• **SHORT PROBLEM**: Reply with one number: how many lines contain the word "structured".

## START PROVIDED DATA

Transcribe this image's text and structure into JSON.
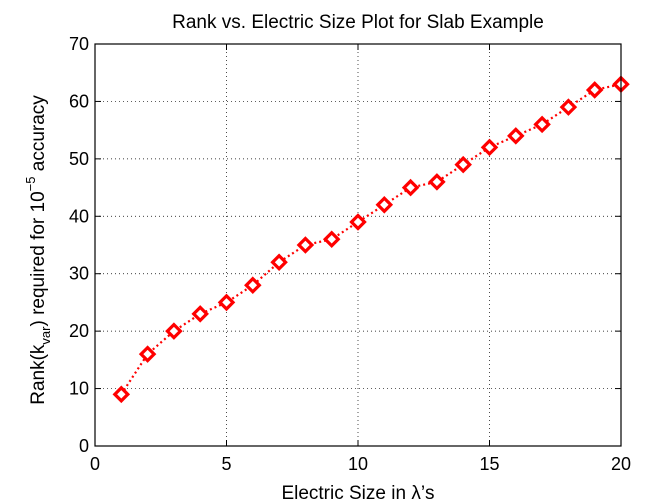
{
  "chart_data": {
    "type": "line",
    "title": "Rank vs. Electric Size Plot for Slab Example",
    "xlabel": {
      "prefix": "Electric Size in ",
      "symbol": "λ",
      "suffix": "’s"
    },
    "ylabel": {
      "part1": "Rank(k",
      "subscript": "var",
      "part2": ") required for 10",
      "superscript": "−5",
      "part3": " accuracy"
    },
    "xlim": [
      0,
      20
    ],
    "ylim": [
      0,
      70
    ],
    "xticks": [
      0,
      5,
      10,
      15,
      20
    ],
    "yticks": [
      0,
      10,
      20,
      30,
      40,
      50,
      60,
      70
    ],
    "grid": true,
    "series": [
      {
        "line_style": "dotted",
        "marker": "diamond",
        "color": "#ff0000",
        "x": [
          1,
          2,
          3,
          4,
          5,
          6,
          7,
          8,
          9,
          10,
          11,
          12,
          13,
          14,
          15,
          16,
          17,
          18,
          19,
          20
        ],
        "y": [
          9,
          16,
          20,
          23,
          25,
          28,
          32,
          35,
          36,
          39,
          42,
          45,
          46,
          49,
          52,
          54,
          56,
          59,
          62,
          63
        ]
      }
    ]
  }
}
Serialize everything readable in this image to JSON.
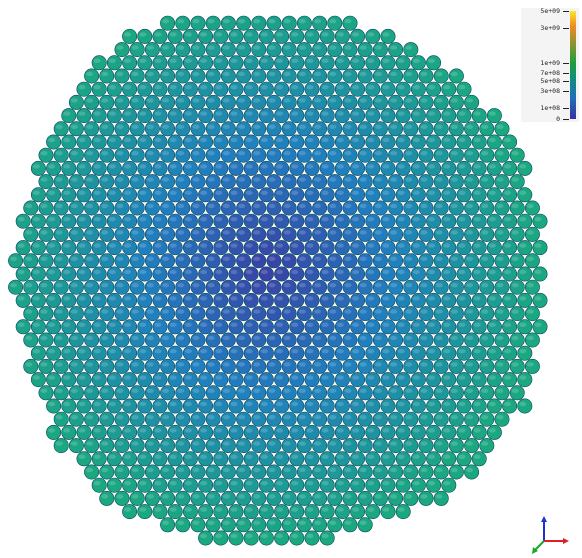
{
  "legend": {
    "labels": [
      "5e+09",
      "3e+09",
      "1e+09",
      "7e+08",
      "5e+08",
      "3e+08",
      "1e+08",
      "0"
    ],
    "colors": [
      "#f7e82b",
      "#f08a24",
      "#1e9e3a",
      "#0f8f7a",
      "#1f6fb8",
      "#3b2fa0"
    ]
  },
  "packing": {
    "center_color": "#3a3fa6",
    "mid_color": "#1f7fc0",
    "edge_color": "#1aa880",
    "outline_color": "#0b4a5a"
  },
  "triad": {
    "x_color": "#e02020",
    "y_color": "#1aa82a",
    "z_color": "#2030d0"
  }
}
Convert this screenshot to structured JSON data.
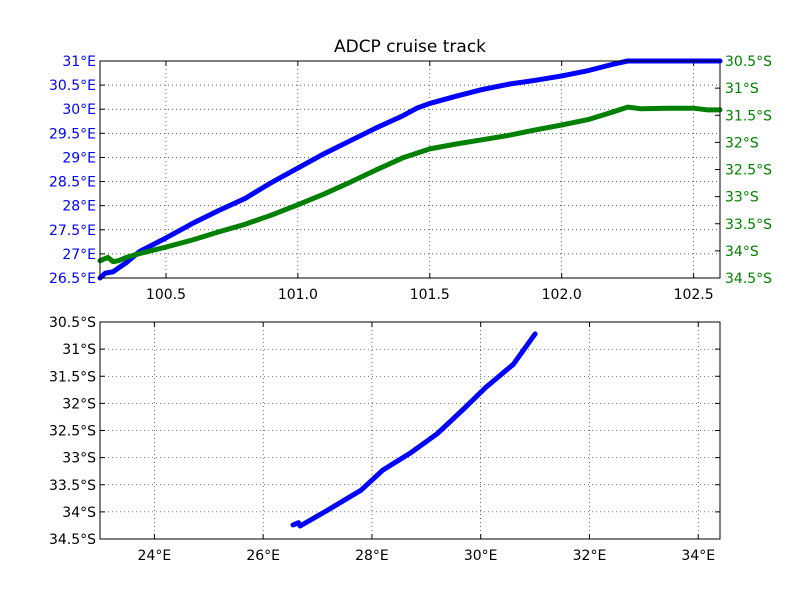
{
  "chart_data": [
    {
      "type": "line",
      "title": "ADCP cruise track",
      "xlabel": "",
      "ylabel": "",
      "xlim": [
        100.25,
        102.6
      ],
      "xticks": [
        100.5,
        101.0,
        101.5,
        102.0,
        102.5
      ],
      "xtick_labels": [
        "100.5",
        "101.0",
        "101.5",
        "102.0",
        "102.5"
      ],
      "grid": true,
      "left_axis": {
        "color": "#0000ff",
        "ylim": [
          26.5,
          31.0
        ],
        "ticks": [
          26.5,
          27.0,
          27.5,
          28.0,
          28.5,
          29.0,
          29.5,
          30.0,
          30.5,
          31.0
        ],
        "tick_labels": [
          "26.5°E",
          "27°E",
          "27.5°E",
          "28°E",
          "28.5°E",
          "29°E",
          "29.5°E",
          "30°E",
          "30.5°E",
          "31°E"
        ]
      },
      "right_axis": {
        "color": "#008000",
        "ylim": [
          -34.5,
          -30.5
        ],
        "ticks": [
          -34.5,
          -34.0,
          -33.5,
          -33.0,
          -32.5,
          -32.0,
          -31.5,
          -31.0,
          -30.5
        ],
        "tick_labels": [
          "34.5°S",
          "34°S",
          "33.5°S",
          "33°S",
          "32.5°S",
          "32°S",
          "31.5°S",
          "31°S",
          "30.5°S"
        ]
      },
      "series": [
        {
          "color": "#0000ff",
          "axis": "left",
          "x": [
            100.25,
            100.27,
            100.3,
            100.35,
            100.4,
            100.5,
            100.6,
            100.7,
            100.8,
            100.9,
            101.0,
            101.1,
            101.2,
            101.3,
            101.4,
            101.45,
            101.5,
            101.6,
            101.7,
            101.8,
            101.9,
            102.0,
            102.1,
            102.2,
            102.25,
            102.3,
            102.4,
            102.5,
            102.6
          ],
          "y": [
            26.5,
            26.6,
            26.63,
            26.82,
            27.05,
            27.33,
            27.63,
            27.9,
            28.15,
            28.48,
            28.78,
            29.08,
            29.35,
            29.62,
            29.87,
            30.02,
            30.12,
            30.27,
            30.41,
            30.52,
            30.6,
            30.69,
            30.8,
            30.94,
            31.0,
            31.0,
            31.0,
            31.0,
            31.0
          ]
        },
        {
          "color": "#008000",
          "axis": "right",
          "x": [
            100.25,
            100.28,
            100.3,
            100.32,
            100.35,
            100.4,
            100.5,
            100.6,
            100.7,
            100.8,
            100.9,
            101.0,
            101.1,
            101.2,
            101.3,
            101.4,
            101.5,
            101.6,
            101.7,
            101.8,
            101.9,
            102.0,
            102.1,
            102.2,
            102.25,
            102.3,
            102.4,
            102.5,
            102.55,
            102.6
          ],
          "y": [
            -34.18,
            -34.12,
            -34.2,
            -34.18,
            -34.12,
            -34.05,
            -33.93,
            -33.8,
            -33.65,
            -33.51,
            -33.34,
            -33.15,
            -32.95,
            -32.73,
            -32.5,
            -32.28,
            -32.12,
            -32.03,
            -31.95,
            -31.87,
            -31.77,
            -31.68,
            -31.58,
            -31.43,
            -31.35,
            -31.38,
            -31.37,
            -31.37,
            -31.4,
            -31.4
          ]
        }
      ]
    },
    {
      "type": "line",
      "title": "",
      "xlabel": "",
      "ylabel": "",
      "xlim": [
        23.0,
        34.4
      ],
      "ylim": [
        -34.5,
        -30.5
      ],
      "xticks": [
        24,
        26,
        28,
        30,
        32,
        34
      ],
      "xtick_labels": [
        "24°E",
        "26°E",
        "28°E",
        "30°E",
        "32°E",
        "34°E"
      ],
      "yticks": [
        -30.5,
        -31.0,
        -31.5,
        -32.0,
        -32.5,
        -33.0,
        -33.5,
        -34.0,
        -34.5
      ],
      "ytick_labels": [
        "30.5°S",
        "31°S",
        "31.5°S",
        "32°S",
        "32.5°S",
        "33°S",
        "33.5°S",
        "34°S",
        "34.5°S"
      ],
      "grid": true,
      "series": [
        {
          "color": "#0000ff",
          "x": [
            26.55,
            26.65,
            26.68,
            27.2,
            27.8,
            28.2,
            28.7,
            29.2,
            29.7,
            30.1,
            30.6,
            31.0
          ],
          "y": [
            -34.24,
            -34.2,
            -34.26,
            -33.96,
            -33.6,
            -33.23,
            -32.92,
            -32.56,
            -32.09,
            -31.7,
            -31.28,
            -30.72
          ]
        }
      ]
    }
  ]
}
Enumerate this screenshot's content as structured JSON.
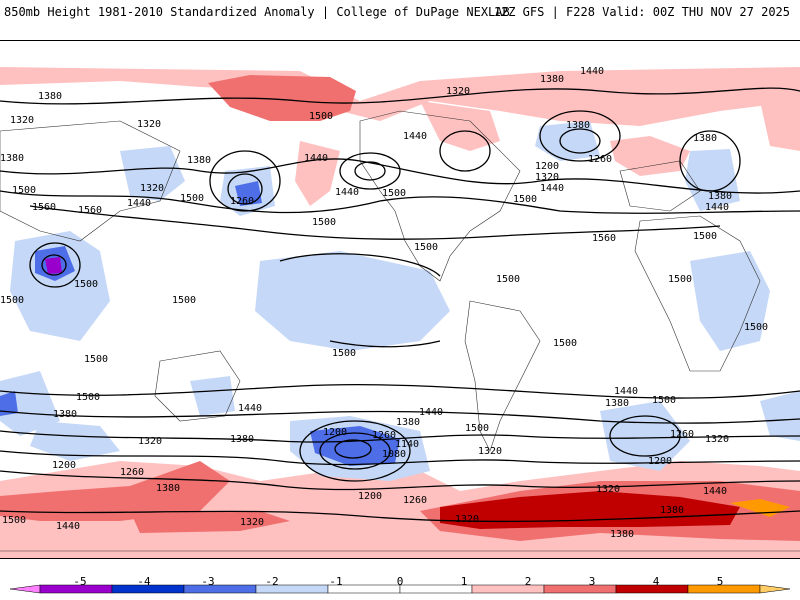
{
  "header": {
    "left": "850mb Height 1981-2010 Standardized Anomaly | College of DuPage NEXLAB",
    "right": "12Z GFS | F228 Valid: 00Z THU NOV 27 2025"
  },
  "colorbar": {
    "ticks": [
      "-5",
      "-4",
      "-3",
      "-2",
      "-1",
      "0",
      "1",
      "2",
      "3",
      "4",
      "5"
    ],
    "colors": [
      "#ff80ff",
      "#9900cc",
      "#0033cc",
      "#4d6ee6",
      "#c5d8f7",
      "#ffffff",
      "#ffffff",
      "#ffc0c0",
      "#f07070",
      "#c00000",
      "#ff9900"
    ],
    "end_color": "#ffcc66"
  },
  "contour_labels": {
    "l1380a": "1380",
    "l1380b": "1380",
    "l1380c": "1380",
    "l1380d": "1380",
    "l1380e": "1380",
    "l1380f": "1380",
    "l1380g": "1380",
    "l1380h": "1380",
    "l1380i": "1380",
    "l1380j": "1380",
    "l1380k": "1380",
    "l1380l": "1380",
    "l1380m": "1380",
    "l1440a": "1440",
    "l1440b": "1440",
    "l1440c": "1440",
    "l1440d": "1440",
    "l1440e": "1440",
    "l1440f": "1440",
    "l1440g": "1440",
    "l1440h": "1440",
    "l1440i": "1440",
    "l1440j": "1440",
    "l1440k": "1440",
    "l1440l": "1440",
    "l1320a": "1320",
    "l1320b": "1320",
    "l1320c": "1320",
    "l1320d": "1320",
    "l1320e": "1320",
    "l1320f": "1320",
    "l1320g": "1320",
    "l1320h": "1320",
    "l1320i": "1320",
    "l1320j": "1320",
    "l1500a": "1500",
    "l1500b": "1500",
    "l1500c": "1500",
    "l1500d": "1500",
    "l1500e": "1500",
    "l1500f": "1500",
    "l1500g": "1500",
    "l1500h": "1500",
    "l1500i": "1500",
    "l1500j": "1500",
    "l1500k": "1500",
    "l1500l": "1500",
    "l1500m": "1500",
    "l1500n": "1500",
    "l1500o": "1500",
    "l1500p": "1500",
    "l1500q": "1500",
    "l1500r": "1500",
    "l1500s": "1500",
    "l1500t": "1500",
    "l1560a": "1560",
    "l1560b": "1560",
    "l1560c": "1560",
    "l1260a": "1260",
    "l1260b": "1260",
    "l1260c": "1260",
    "l1260d": "1260",
    "l1260e": "1260",
    "l1260f": "1260",
    "l1200a": "1200",
    "l1200b": "1200",
    "l1200c": "1200",
    "l1200d": "1200",
    "l1200e": "1200",
    "l1140a": "1140",
    "l1080a": "1080"
  }
}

## END PROVIDED DATA

• **TASK ANSWER**: 2